┌─ Excerpted text

The Washington firm of Schertler & Onorato LLP claimed Birkenfeld owed it 12.5 percent of any whistle-blower award he got from the Internal Revenue Service. Birkenfeld sued the firm in Superior Court of the District of Columbia, claiming it mishandled his case. Both cases were dismissed yesterday, court records show. Terms weren’t disclosed.

“The parties to this litigation hereby notify the court that this case has been settled,” lawyers for Birkenfeld and Schertler & Onorato wrote in a filing yesterday in Superior Court.

In a separate filing in federal court in the District of Columbia, the lawyers said Birkenfeld agreed to dismiss “the arbitration of the fee dispute filed before the D.C. Attorney-Client Arbitration Board.”

Birkenfeld hired Schertler & Onorato in 2006 to help him tell the U.S. how UBS used Swiss bank secrecy to cheat the IRS. Birkenfeld told his story the next year to the IRS, the U.S. Justice Department, the U.S. Senate and the Securities and Exchange Commission. He agreed in October 2007 to pay the law firm 12.5 percent of any IRS whistle-blower award, according to court documents.

Guilty Plea

Birkenfeld served 31 months in prison after pleading guilty to conspiracy and was released in August 2012, six weeks before the IRS gave him the largest federal whistle-blower award for an individual. Birkenfeld had fired Schertler & Onorato in 2008, and his new law firm, Washington-based Kohn, Kohn & Colapinto LLP, said the 12.5 percent accord is no longer binding.

Birkenfeld’s impact on Zurich-based UBS, the largest bank in Switzerland, is undisputed. A neurosurgeon’s son from Brookline, Massachusetts, he spent 15 year in Swiss banking, including five at UBS. He was one of as many as 60 UBS employees who trolled the U.S. for rich clients, even though the bankers lacked required SEC licenses, he told Senate investigators. They visited art shows, yachting regattas and golf and tennis tournaments, he said.

└─

-- Requirement --
Can you write out, word for word, everything in the Birkenfeld fee dispute article from "Birkenfeld served 31" down to "no longer binding."? The entries here aren't needed.

┌─ Provided records

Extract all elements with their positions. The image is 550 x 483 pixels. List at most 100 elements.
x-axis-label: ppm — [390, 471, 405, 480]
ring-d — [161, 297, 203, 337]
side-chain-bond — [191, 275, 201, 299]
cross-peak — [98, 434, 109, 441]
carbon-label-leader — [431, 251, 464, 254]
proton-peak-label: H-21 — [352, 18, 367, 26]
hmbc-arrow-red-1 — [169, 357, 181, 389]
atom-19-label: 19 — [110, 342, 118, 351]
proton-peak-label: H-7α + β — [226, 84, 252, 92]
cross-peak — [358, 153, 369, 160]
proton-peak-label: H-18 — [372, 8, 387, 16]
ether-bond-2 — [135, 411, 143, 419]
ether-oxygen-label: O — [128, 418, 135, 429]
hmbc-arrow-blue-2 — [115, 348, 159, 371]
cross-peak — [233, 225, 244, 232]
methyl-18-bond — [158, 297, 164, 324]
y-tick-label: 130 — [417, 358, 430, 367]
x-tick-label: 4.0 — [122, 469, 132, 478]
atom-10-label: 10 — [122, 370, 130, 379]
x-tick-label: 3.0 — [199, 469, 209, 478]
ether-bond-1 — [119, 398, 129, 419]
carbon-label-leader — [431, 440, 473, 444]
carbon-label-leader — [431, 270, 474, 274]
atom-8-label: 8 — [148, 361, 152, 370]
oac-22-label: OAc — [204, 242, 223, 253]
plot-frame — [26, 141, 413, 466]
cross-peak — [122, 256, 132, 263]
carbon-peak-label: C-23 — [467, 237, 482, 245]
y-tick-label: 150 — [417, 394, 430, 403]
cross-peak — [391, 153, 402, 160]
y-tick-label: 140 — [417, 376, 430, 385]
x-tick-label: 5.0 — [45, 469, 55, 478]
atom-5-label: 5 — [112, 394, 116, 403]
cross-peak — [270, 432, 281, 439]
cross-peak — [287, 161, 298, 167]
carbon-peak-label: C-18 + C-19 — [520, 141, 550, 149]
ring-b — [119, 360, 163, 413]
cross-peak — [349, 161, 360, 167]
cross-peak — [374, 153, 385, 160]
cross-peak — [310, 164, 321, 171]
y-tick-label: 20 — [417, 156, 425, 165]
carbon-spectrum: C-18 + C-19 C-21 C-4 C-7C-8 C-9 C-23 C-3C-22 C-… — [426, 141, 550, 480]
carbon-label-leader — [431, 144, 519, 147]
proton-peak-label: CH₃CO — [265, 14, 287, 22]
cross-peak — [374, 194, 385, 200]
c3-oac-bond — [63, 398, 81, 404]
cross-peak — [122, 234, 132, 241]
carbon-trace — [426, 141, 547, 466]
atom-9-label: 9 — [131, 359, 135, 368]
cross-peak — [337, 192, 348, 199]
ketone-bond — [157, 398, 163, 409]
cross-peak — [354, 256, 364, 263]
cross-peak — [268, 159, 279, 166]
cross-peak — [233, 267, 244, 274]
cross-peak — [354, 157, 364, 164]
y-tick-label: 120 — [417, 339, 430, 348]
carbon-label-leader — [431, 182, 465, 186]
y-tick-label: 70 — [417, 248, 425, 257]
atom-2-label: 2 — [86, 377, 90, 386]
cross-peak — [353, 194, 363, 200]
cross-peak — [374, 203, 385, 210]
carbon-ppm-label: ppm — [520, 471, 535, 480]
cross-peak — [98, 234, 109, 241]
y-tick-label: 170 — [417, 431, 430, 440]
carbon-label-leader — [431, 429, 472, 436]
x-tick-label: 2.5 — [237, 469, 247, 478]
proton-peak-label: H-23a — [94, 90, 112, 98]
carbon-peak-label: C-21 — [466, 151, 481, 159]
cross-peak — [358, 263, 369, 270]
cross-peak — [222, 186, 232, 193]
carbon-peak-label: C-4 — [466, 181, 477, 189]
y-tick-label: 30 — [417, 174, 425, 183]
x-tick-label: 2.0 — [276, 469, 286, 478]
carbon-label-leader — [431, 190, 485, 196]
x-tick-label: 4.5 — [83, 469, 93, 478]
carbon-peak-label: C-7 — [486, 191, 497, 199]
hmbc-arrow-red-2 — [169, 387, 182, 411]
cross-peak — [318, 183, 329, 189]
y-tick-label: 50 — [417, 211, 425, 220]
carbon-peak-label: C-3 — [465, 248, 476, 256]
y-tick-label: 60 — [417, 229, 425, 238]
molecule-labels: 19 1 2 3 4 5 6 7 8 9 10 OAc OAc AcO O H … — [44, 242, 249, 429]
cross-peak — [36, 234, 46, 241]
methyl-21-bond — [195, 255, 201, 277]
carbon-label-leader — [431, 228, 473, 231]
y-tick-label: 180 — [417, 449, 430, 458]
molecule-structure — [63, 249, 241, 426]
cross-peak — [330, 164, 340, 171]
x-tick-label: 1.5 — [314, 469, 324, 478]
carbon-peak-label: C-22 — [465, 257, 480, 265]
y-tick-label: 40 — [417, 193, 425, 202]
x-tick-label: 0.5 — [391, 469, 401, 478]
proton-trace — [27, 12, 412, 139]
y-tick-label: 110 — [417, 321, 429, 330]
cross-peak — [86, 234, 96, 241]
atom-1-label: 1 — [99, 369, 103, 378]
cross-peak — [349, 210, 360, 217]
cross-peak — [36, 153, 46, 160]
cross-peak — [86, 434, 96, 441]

└─

-- Written solution --
Birkenfeld served 31 months in prison after pleading guilty to conspiracy and was released in August 2012, six weeks before the IRS gave him the largest federal whistle-blower award for an individual. Birkenfeld had fired Schertler & Onorato in 2008, and his new law firm, Washington-based Kohn, Kohn & Colapinto LLP, said the 12.5 percent accord is no longer binding.